- Set task: Will you give the material below again, every line exactly as it is?

** begin Data rows **

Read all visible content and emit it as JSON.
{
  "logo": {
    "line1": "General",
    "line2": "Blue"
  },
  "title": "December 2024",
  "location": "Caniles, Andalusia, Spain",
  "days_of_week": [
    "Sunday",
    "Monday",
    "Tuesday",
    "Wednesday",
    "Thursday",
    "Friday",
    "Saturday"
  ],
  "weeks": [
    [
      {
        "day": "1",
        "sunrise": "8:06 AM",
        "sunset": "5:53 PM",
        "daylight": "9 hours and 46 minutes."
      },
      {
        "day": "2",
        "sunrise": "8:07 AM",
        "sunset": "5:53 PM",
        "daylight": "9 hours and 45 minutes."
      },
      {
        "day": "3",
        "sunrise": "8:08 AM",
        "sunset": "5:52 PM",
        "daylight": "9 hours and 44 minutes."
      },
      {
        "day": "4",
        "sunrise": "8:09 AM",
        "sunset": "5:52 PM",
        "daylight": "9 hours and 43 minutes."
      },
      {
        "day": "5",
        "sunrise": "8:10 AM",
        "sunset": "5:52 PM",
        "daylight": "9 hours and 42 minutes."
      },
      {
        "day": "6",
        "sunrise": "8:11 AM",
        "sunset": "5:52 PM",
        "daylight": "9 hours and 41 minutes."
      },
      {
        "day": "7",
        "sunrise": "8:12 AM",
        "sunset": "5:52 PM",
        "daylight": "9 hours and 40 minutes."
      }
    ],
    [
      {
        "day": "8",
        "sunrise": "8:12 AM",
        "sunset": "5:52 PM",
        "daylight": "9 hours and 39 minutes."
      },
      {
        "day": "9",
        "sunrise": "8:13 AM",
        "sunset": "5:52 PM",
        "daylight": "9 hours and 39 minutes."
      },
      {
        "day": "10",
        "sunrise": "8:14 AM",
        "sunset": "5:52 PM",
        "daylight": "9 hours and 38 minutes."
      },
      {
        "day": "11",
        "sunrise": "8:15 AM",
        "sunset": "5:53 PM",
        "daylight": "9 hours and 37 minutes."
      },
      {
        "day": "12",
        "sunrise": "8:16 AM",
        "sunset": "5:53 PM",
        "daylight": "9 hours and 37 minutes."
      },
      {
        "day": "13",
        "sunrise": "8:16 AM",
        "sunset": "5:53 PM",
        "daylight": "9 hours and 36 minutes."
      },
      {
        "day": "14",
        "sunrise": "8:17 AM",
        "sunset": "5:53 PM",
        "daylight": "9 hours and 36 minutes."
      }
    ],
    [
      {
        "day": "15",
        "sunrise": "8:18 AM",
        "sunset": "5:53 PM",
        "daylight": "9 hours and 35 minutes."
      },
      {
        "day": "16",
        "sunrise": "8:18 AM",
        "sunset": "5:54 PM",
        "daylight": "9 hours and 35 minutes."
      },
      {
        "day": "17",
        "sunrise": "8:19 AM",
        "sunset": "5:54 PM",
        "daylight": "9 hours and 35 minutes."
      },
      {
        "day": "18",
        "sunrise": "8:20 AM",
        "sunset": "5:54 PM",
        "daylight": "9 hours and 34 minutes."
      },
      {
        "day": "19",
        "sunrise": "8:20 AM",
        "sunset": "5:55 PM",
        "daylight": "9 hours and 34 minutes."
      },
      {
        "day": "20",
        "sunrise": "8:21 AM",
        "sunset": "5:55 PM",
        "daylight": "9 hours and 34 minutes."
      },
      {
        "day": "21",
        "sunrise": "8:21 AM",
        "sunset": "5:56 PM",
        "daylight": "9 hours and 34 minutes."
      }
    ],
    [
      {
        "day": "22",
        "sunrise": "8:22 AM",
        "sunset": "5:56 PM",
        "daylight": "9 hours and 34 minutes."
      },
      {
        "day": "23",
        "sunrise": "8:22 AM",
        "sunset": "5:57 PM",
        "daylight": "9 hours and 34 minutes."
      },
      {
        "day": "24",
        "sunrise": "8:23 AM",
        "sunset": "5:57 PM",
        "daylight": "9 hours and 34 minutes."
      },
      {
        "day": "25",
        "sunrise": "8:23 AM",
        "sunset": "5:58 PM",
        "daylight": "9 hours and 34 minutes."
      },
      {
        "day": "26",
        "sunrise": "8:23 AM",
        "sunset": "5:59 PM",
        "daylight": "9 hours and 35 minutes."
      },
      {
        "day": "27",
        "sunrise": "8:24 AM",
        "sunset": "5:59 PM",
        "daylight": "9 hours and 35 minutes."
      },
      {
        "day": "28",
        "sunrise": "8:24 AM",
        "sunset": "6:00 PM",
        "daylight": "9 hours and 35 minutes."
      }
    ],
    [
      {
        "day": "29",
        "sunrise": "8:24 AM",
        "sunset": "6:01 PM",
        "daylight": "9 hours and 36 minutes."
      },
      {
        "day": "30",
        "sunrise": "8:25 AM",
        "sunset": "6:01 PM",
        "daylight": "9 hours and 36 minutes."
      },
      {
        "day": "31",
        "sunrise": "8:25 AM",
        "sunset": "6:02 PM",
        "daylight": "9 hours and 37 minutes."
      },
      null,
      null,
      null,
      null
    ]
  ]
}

** end Data rows **

- Worked solution:
Read all visible content and emit it as JSON.
{
  "logo": {
    "line1": "General",
    "line2": "Blue"
  },
  "title": "December 2024",
  "location": "Caniles, Andalusia, Spain",
  "days_of_week": [
    "Sunday",
    "Monday",
    "Tuesday",
    "Wednesday",
    "Thursday",
    "Friday",
    "Saturday"
  ],
  "weeks": [
    [
      {
        "day": "1",
        "sunrise": "8:06 AM",
        "sunset": "5:53 PM",
        "daylight": "9 hours and 46 minutes."
      },
      {
        "day": "2",
        "sunrise": "8:07 AM",
        "sunset": "5:53 PM",
        "daylight": "9 hours and 45 minutes."
      },
      {
        "day": "3",
        "sunrise": "8:08 AM",
        "sunset": "5:52 PM",
        "daylight": "9 hours and 44 minutes."
      },
      {
        "day": "4",
        "sunrise": "8:09 AM",
        "sunset": "5:52 PM",
        "daylight": "9 hours and 43 minutes."
      },
      {
        "day": "5",
        "sunrise": "8:10 AM",
        "sunset": "5:52 PM",
        "daylight": "9 hours and 42 minutes."
      },
      {
        "day": "6",
        "sunrise": "8:11 AM",
        "sunset": "5:52 PM",
        "daylight": "9 hours and 41 minutes."
      },
      {
        "day": "7",
        "sunrise": "8:12 AM",
        "sunset": "5:52 PM",
        "daylight": "9 hours and 40 minutes."
      }
    ],
    [
      {
        "day": "8",
        "sunrise": "8:12 AM",
        "sunset": "5:52 PM",
        "daylight": "9 hours and 39 minutes."
      },
      {
        "day": "9",
        "sunrise": "8:13 AM",
        "sunset": "5:52 PM",
        "daylight": "9 hours and 39 minutes."
      },
      {
        "day": "10",
        "sunrise": "8:14 AM",
        "sunset": "5:52 PM",
        "daylight": "9 hours and 38 minutes."
      },
      {
        "day": "11",
        "sunrise": "8:15 AM",
        "sunset": "5:53 PM",
        "daylight": "9 hours and 37 minutes."
      },
      {
        "day": "12",
        "sunrise": "8:16 AM",
        "sunset": "5:53 PM",
        "daylight": "9 hours and 37 minutes."
      },
      {
        "day": "13",
        "sunrise": "8:16 AM",
        "sunset": "5:53 PM",
        "daylight": "9 hours and 36 minutes."
      },
      {
        "day": "14",
        "sunrise": "8:17 AM",
        "sunset": "5:53 PM",
        "daylight": "9 hours and 36 minutes."
      }
    ],
    [
      {
        "day": "15",
        "sunrise": "8:18 AM",
        "sunset": "5:53 PM",
        "daylight": "9 hours and 35 minutes."
      },
      {
        "day": "16",
        "sunrise": "8:18 AM",
        "sunset": "5:54 PM",
        "daylight": "9 hours and 35 minutes."
      },
      {
        "day": "17",
        "sunrise": "8:19 AM",
        "sunset": "5:54 PM",
        "daylight": "9 hours and 35 minutes."
      },
      {
        "day": "18",
        "sunrise": "8:20 AM",
        "sunset": "5:54 PM",
        "daylight": "9 hours and 34 minutes."
      },
      {
        "day": "19",
        "sunrise": "8:20 AM",
        "sunset": "5:55 PM",
        "daylight": "9 hours and 34 minutes."
      },
      {
        "day": "20",
        "sunrise": "8:21 AM",
        "sunset": "5:55 PM",
        "daylight": "9 hours and 34 minutes."
      },
      {
        "day": "21",
        "sunrise": "8:21 AM",
        "sunset": "5:56 PM",
        "daylight": "9 hours and 34 minutes."
      }
    ],
    [
      {
        "day": "22",
        "sunrise": "8:22 AM",
        "sunset": "5:56 PM",
        "daylight": "9 hours and 34 minutes."
      },
      {
        "day": "23",
        "sunrise": "8:22 AM",
        "sunset": "5:57 PM",
        "daylight": "9 hours and 34 minutes."
      },
      {
        "day": "24",
        "sunrise": "8:23 AM",
        "sunset": "5:57 PM",
        "daylight": "9 hours and 34 minutes."
      },
      {
        "day": "25",
        "sunrise": "8:23 AM",
        "sunset": "5:58 PM",
        "daylight": "9 hours and 34 minutes."
      },
      {
        "day": "26",
        "sunrise": "8:23 AM",
        "sunset": "5:59 PM",
        "daylight": "9 hours and 35 minutes."
      },
      {
        "day": "27",
        "sunrise": "8:24 AM",
        "sunset": "5:59 PM",
        "daylight": "9 hours and 35 minutes."
      },
      {
        "day": "28",
        "sunrise": "8:24 AM",
        "sunset": "6:00 PM",
        "daylight": "9 hours and 35 minutes."
      }
    ],
    [
      {
        "day": "29",
        "sunrise": "8:24 AM",
        "sunset": "6:01 PM",
        "daylight": "9 hours and 36 minutes."
      },
      {
        "day": "30",
        "sunrise": "8:25 AM",
        "sunset": "6:01 PM",
        "daylight": "9 hours and 36 minutes."
      },
      {
        "day": "31",
        "sunrise": "8:25 AM",
        "sunset": "6:02 PM",
        "daylight": "9 hours and 37 minutes."
      },
      null,
      null,
      null,
      null
    ]
  ]
}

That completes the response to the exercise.